_EXERCISE BRIEF_
Once the pictures are set aside, transcribe the remaining data exactly.
[Start SUPPLIED INFORMATION]
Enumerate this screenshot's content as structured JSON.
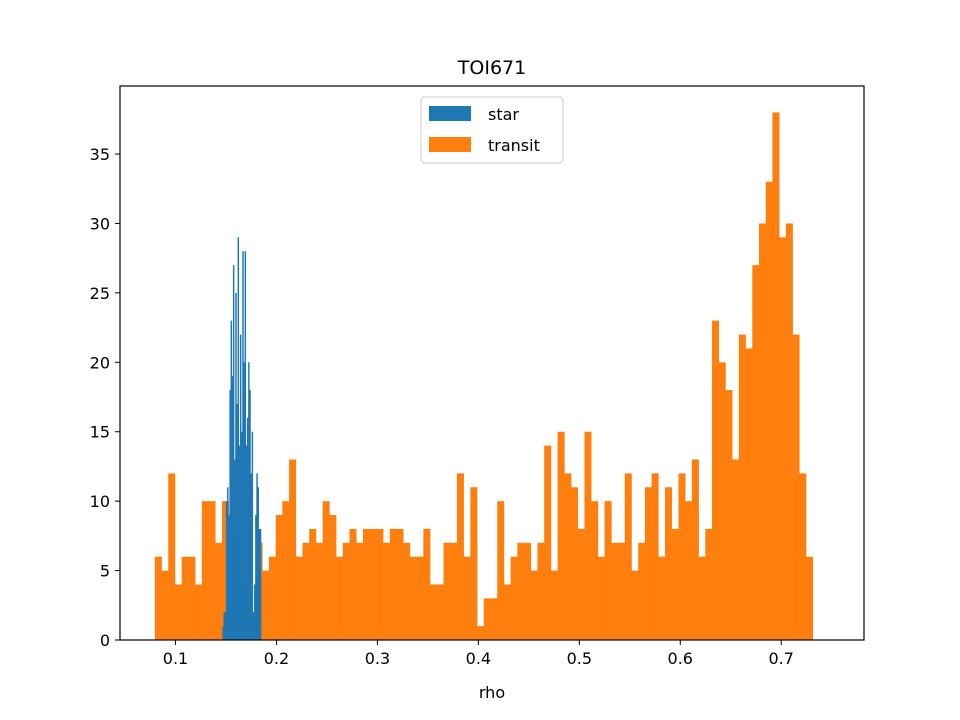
{
  "chart_data": {
    "type": "bar",
    "title": "TOI671",
    "xlabel": "rho",
    "ylabel": "",
    "xlim": [
      0.045,
      0.782
    ],
    "ylim": [
      0,
      39.9
    ],
    "grid": false,
    "legend_position": "top-center",
    "x_ticks": [
      0.1,
      0.2,
      0.3,
      0.4,
      0.5,
      0.6,
      0.7
    ],
    "x_tick_labels": [
      "0.1",
      "0.2",
      "0.3",
      "0.4",
      "0.5",
      "0.6",
      "0.7"
    ],
    "y_ticks": [
      0,
      5,
      10,
      15,
      20,
      25,
      30,
      35
    ],
    "y_tick_labels": [
      "0",
      "5",
      "10",
      "15",
      "20",
      "25",
      "30",
      "35"
    ],
    "series": [
      {
        "name": "transit",
        "color": "#ff7f0e",
        "bin_start": 0.0795,
        "bin_width": 0.00665,
        "values": [
          6,
          5,
          12,
          4,
          6,
          6,
          4,
          10,
          10,
          7,
          10,
          8,
          4,
          10,
          2,
          7,
          5,
          6,
          9,
          10,
          13,
          6,
          7,
          8,
          7,
          10,
          9,
          6,
          7,
          8,
          7,
          8,
          8,
          8,
          7,
          8,
          8,
          7,
          6,
          6,
          8,
          4,
          4,
          7,
          7,
          12,
          6,
          11,
          1,
          3,
          3,
          10,
          4,
          6,
          7,
          7,
          5,
          7,
          14,
          5,
          15,
          12,
          11,
          8,
          15,
          10,
          6,
          10,
          7,
          7,
          12,
          5,
          7,
          11,
          12,
          6,
          11,
          8,
          12,
          10,
          13,
          6,
          8,
          23,
          20,
          18,
          13,
          22,
          21,
          27,
          30,
          33,
          38,
          29,
          30,
          22,
          12,
          6
        ]
      },
      {
        "name": "star",
        "color": "#1f77b4",
        "bin_start": 0.1464,
        "bin_width": 0.00116,
        "values": [
          1,
          2,
          2,
          10,
          11,
          9,
          18,
          23,
          19,
          27,
          13,
          25,
          17,
          29,
          14,
          22,
          15,
          28,
          20,
          28,
          14,
          16,
          20,
          18,
          12,
          15,
          2,
          4,
          9,
          12,
          11,
          8,
          8
        ]
      }
    ]
  }
}
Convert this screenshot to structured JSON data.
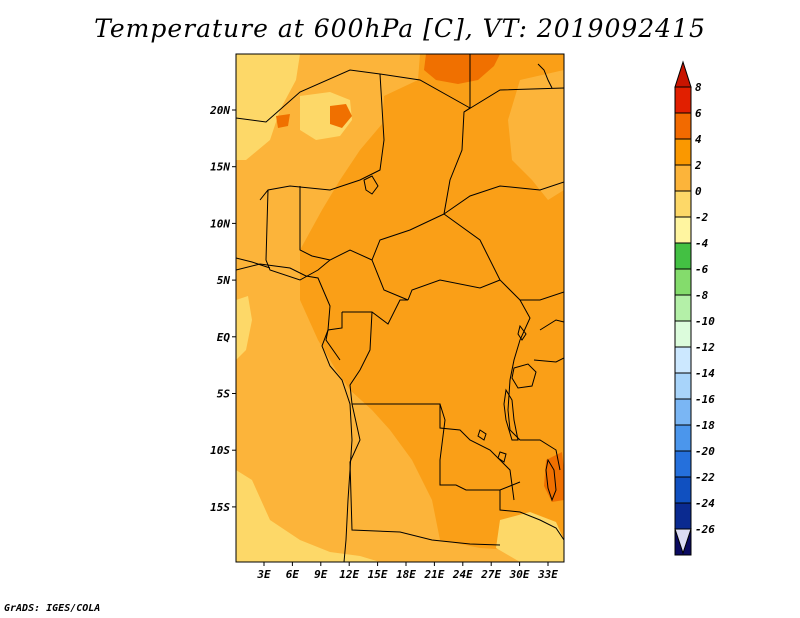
{
  "title": "Temperature at 600hPa [C], VT: 2019092415",
  "footer": "GrADS: IGES/COLA",
  "map": {
    "lon_labels": [
      "3E",
      "6E",
      "9E",
      "12E",
      "15E",
      "18E",
      "21E",
      "24E",
      "27E",
      "30E",
      "33E"
    ],
    "lat_labels": [
      "20N",
      "15N",
      "10N",
      "5N",
      "EQ",
      "5S",
      "10S",
      "15S"
    ]
  },
  "colorbar": {
    "labels": [
      "8",
      "6",
      "4",
      "2",
      "0",
      "-2",
      "-4",
      "-6",
      "-8",
      "-10",
      "-12",
      "-14",
      "-16",
      "-18",
      "-20",
      "-22",
      "-24",
      "-26"
    ],
    "colors": [
      "#e11f00",
      "#f26a00",
      "#fa9800",
      "#fcb43a",
      "#fdd868",
      "#fff5a0",
      "#43c043",
      "#84dc6c",
      "#b4f0a8",
      "#dcfcdc",
      "#cce8ff",
      "#a8d4fa",
      "#7ab6f4",
      "#4b96ec",
      "#2570dc",
      "#1050c0",
      "#0a2a90",
      "#0a0a60"
    ],
    "over_color": "#c81400",
    "under_color": "#dcdcf4"
  },
  "colors": {
    "field_main": "#fa9f17",
    "field_light": "#fcb43a",
    "field_pale": "#fdd868",
    "field_hot": "#f07000"
  }
}
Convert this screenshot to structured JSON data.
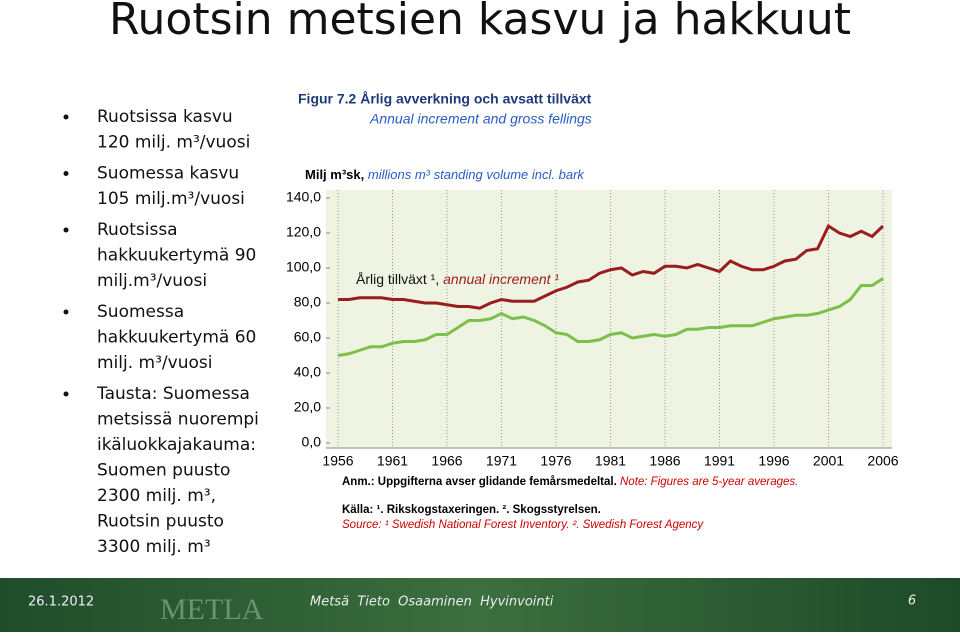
[End SUPPLIED INFORMATION]
_SOLUTION FOR THIS EXERCISE_
Enumerate this screenshot's content as structured JSON.
{
  "chart_data": {
    "type": "bar",
    "title": "TOI671",
    "xlabel": "rho",
    "ylabel": "",
    "xlim": [
      0.045,
      0.782
    ],
    "ylim": [
      0,
      39.9
    ],
    "grid": false,
    "legend_position": "top-center",
    "x_ticks": [
      0.1,
      0.2,
      0.3,
      0.4,
      0.5,
      0.6,
      0.7
    ],
    "x_tick_labels": [
      "0.1",
      "0.2",
      "0.3",
      "0.4",
      "0.5",
      "0.6",
      "0.7"
    ],
    "y_ticks": [
      0,
      5,
      10,
      15,
      20,
      25,
      30,
      35
    ],
    "y_tick_labels": [
      "0",
      "5",
      "10",
      "15",
      "20",
      "25",
      "30",
      "35"
    ],
    "series": [
      {
        "name": "transit",
        "color": "#ff7f0e",
        "bin_start": 0.0795,
        "bin_width": 0.00665,
        "values": [
          6,
          5,
          12,
          4,
          6,
          6,
          4,
          10,
          10,
          7,
          10,
          8,
          4,
          10,
          2,
          7,
          5,
          6,
          9,
          10,
          13,
          6,
          7,
          8,
          7,
          10,
          9,
          6,
          7,
          8,
          7,
          8,
          8,
          8,
          7,
          8,
          8,
          7,
          6,
          6,
          8,
          4,
          4,
          7,
          7,
          12,
          6,
          11,
          1,
          3,
          3,
          10,
          4,
          6,
          7,
          7,
          5,
          7,
          14,
          5,
          15,
          12,
          11,
          8,
          15,
          10,
          6,
          10,
          7,
          7,
          12,
          5,
          7,
          11,
          12,
          6,
          11,
          8,
          12,
          10,
          13,
          6,
          8,
          23,
          20,
          18,
          13,
          22,
          21,
          27,
          30,
          33,
          38,
          29,
          30,
          22,
          12,
          6
        ]
      },
      {
        "name": "star",
        "color": "#1f77b4",
        "bin_start": 0.1464,
        "bin_width": 0.00116,
        "values": [
          1,
          2,
          2,
          10,
          11,
          9,
          18,
          23,
          19,
          27,
          13,
          25,
          17,
          29,
          14,
          22,
          15,
          28,
          20,
          28,
          14,
          16,
          20,
          18,
          12,
          15,
          2,
          4,
          9,
          12,
          11,
          8,
          8
        ]
      }
    ]
  }
}
Convert this screenshot to structured JSON data.
{
  "title": "Temperature at 600hPa [C], VT: 2019092415",
  "footer": "GrADS: IGES/COLA",
  "map": {
    "lon_labels": [
      "3E",
      "6E",
      "9E",
      "12E",
      "15E",
      "18E",
      "21E",
      "24E",
      "27E",
      "30E",
      "33E"
    ],
    "lat_labels": [
      "20N",
      "15N",
      "10N",
      "5N",
      "EQ",
      "5S",
      "10S",
      "15S"
    ]
  },
  "colorbar": {
    "labels": [
      "8",
      "6",
      "4",
      "2",
      "0",
      "-2",
      "-4",
      "-6",
      "-8",
      "-10",
      "-12",
      "-14",
      "-16",
      "-18",
      "-20",
      "-22",
      "-24",
      "-26"
    ],
    "colors": [
      "#e11f00",
      "#f26a00",
      "#fa9800",
      "#fcb43a",
      "#fdd868",
      "#fff5a0",
      "#43c043",
      "#84dc6c",
      "#b4f0a8",
      "#dcfcdc",
      "#cce8ff",
      "#a8d4fa",
      "#7ab6f4",
      "#4b96ec",
      "#2570dc",
      "#1050c0",
      "#0a2a90",
      "#0a0a60"
    ],
    "over_color": "#c81400",
    "under_color": "#dcdcf4"
  },
  "colors": {
    "field_main": "#fa9f17",
    "field_light": "#fcb43a",
    "field_pale": "#fdd868",
    "field_hot": "#f07000"
  }
}
Convert this screenshot to structured JSON data.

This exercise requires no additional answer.